**Problem**
Look for the string "title" and copy every line that has it.

☆ ☆ ☆ ☆ ☆

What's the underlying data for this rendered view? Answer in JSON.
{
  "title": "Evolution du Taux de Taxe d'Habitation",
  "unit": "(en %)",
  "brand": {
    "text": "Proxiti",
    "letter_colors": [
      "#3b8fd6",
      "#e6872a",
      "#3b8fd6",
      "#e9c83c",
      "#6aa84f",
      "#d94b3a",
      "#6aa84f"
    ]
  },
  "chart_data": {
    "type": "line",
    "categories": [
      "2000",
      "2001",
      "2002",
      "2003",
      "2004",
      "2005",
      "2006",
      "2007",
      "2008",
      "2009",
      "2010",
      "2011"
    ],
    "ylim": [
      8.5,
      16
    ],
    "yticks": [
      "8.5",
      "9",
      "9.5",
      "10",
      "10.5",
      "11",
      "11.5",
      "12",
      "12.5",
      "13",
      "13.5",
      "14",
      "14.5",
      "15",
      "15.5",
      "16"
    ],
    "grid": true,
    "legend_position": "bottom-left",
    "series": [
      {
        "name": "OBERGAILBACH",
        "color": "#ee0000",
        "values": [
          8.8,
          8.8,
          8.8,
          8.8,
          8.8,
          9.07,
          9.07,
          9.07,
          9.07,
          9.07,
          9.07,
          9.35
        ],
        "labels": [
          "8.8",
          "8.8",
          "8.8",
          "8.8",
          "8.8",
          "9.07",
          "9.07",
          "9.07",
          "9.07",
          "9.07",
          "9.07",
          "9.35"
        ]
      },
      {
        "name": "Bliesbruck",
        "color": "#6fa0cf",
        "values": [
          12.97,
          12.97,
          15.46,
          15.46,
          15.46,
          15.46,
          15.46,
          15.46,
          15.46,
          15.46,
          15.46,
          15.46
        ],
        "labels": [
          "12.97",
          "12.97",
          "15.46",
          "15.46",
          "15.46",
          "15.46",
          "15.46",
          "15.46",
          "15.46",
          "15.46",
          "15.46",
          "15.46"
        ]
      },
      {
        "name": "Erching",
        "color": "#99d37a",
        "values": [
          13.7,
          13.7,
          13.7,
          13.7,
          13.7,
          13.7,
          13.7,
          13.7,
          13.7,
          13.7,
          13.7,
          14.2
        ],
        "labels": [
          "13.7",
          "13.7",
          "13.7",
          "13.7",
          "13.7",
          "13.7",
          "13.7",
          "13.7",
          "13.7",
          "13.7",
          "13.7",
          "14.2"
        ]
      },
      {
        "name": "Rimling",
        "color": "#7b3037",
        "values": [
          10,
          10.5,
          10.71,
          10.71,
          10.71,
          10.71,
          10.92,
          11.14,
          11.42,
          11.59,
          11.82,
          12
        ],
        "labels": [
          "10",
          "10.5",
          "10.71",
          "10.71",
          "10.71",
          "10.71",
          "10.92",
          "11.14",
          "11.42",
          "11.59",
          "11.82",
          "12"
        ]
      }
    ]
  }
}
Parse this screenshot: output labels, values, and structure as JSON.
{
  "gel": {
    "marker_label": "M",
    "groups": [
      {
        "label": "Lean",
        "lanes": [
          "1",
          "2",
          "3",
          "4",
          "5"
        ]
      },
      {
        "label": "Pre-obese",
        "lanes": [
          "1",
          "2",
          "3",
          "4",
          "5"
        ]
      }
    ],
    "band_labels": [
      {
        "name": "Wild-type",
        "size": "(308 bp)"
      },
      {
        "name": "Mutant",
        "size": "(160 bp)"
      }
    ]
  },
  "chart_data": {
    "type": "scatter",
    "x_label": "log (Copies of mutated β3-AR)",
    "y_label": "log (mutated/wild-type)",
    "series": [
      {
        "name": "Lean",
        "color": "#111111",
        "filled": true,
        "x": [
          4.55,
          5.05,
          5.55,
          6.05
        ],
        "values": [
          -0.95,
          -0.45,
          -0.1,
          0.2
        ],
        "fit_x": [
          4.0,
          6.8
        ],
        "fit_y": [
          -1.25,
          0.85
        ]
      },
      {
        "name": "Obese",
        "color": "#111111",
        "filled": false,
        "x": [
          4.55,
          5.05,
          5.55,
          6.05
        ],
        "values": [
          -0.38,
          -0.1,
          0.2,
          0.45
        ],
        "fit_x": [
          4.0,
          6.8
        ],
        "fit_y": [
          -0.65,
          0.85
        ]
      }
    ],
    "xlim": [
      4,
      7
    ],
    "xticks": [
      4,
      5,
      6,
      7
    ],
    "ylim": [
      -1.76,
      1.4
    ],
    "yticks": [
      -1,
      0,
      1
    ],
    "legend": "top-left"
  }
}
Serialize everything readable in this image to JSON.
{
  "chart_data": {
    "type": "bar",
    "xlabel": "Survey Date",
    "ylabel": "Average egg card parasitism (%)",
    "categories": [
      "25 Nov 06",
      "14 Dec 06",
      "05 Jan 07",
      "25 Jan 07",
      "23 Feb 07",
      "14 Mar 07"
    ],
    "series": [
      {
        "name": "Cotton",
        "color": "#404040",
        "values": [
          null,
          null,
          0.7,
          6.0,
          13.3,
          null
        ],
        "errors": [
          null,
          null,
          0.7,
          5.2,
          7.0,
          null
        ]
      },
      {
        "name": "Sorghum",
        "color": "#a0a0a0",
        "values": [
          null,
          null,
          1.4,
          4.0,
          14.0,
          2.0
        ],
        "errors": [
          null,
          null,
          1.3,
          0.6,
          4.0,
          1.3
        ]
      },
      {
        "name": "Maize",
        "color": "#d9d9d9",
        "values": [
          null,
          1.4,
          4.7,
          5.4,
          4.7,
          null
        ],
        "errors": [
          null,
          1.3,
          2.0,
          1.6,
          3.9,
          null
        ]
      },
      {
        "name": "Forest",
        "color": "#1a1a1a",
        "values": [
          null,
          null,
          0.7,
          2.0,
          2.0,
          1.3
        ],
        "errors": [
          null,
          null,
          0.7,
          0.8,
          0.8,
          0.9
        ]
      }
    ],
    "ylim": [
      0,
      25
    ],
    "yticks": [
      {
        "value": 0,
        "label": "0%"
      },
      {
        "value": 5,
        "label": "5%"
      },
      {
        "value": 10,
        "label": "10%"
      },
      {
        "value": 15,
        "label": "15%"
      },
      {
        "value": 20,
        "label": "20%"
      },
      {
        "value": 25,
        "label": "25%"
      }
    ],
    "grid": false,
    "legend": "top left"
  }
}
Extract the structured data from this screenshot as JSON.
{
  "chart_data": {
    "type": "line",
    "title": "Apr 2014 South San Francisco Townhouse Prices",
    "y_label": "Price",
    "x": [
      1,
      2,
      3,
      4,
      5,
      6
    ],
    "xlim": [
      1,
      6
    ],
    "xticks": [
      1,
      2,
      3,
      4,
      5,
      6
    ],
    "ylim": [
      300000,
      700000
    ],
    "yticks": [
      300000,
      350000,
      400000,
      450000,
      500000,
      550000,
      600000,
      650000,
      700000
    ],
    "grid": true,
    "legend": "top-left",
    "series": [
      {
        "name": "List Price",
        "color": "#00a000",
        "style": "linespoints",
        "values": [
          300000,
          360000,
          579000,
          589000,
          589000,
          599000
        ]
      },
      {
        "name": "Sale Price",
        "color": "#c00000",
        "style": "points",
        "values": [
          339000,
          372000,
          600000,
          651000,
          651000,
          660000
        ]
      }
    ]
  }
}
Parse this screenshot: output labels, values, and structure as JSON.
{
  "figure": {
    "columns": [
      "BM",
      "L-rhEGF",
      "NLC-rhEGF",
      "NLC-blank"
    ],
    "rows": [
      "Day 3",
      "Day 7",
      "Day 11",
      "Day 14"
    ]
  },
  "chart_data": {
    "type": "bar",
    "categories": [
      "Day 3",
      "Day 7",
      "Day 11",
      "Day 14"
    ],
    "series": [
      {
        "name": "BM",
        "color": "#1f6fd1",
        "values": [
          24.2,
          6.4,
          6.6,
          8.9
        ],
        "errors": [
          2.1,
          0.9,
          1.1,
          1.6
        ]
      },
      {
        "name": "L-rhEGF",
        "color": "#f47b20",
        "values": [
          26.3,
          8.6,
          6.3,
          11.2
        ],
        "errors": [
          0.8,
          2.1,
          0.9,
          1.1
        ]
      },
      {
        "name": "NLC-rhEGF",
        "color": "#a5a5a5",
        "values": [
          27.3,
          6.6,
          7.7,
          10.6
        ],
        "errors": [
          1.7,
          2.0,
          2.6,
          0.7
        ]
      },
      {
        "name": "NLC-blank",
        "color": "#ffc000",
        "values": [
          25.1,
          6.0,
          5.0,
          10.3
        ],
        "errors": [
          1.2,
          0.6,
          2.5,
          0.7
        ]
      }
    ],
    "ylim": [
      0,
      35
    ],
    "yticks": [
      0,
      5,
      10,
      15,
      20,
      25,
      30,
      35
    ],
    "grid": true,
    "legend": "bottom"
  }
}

☆ ☆ ☆ ☆ ☆

**Result for this exercise**
  "title": "Evolution du Taux de Taxe d'Habitation",
    "title": "Apr 2014 South San Francisco Townhouse Prices",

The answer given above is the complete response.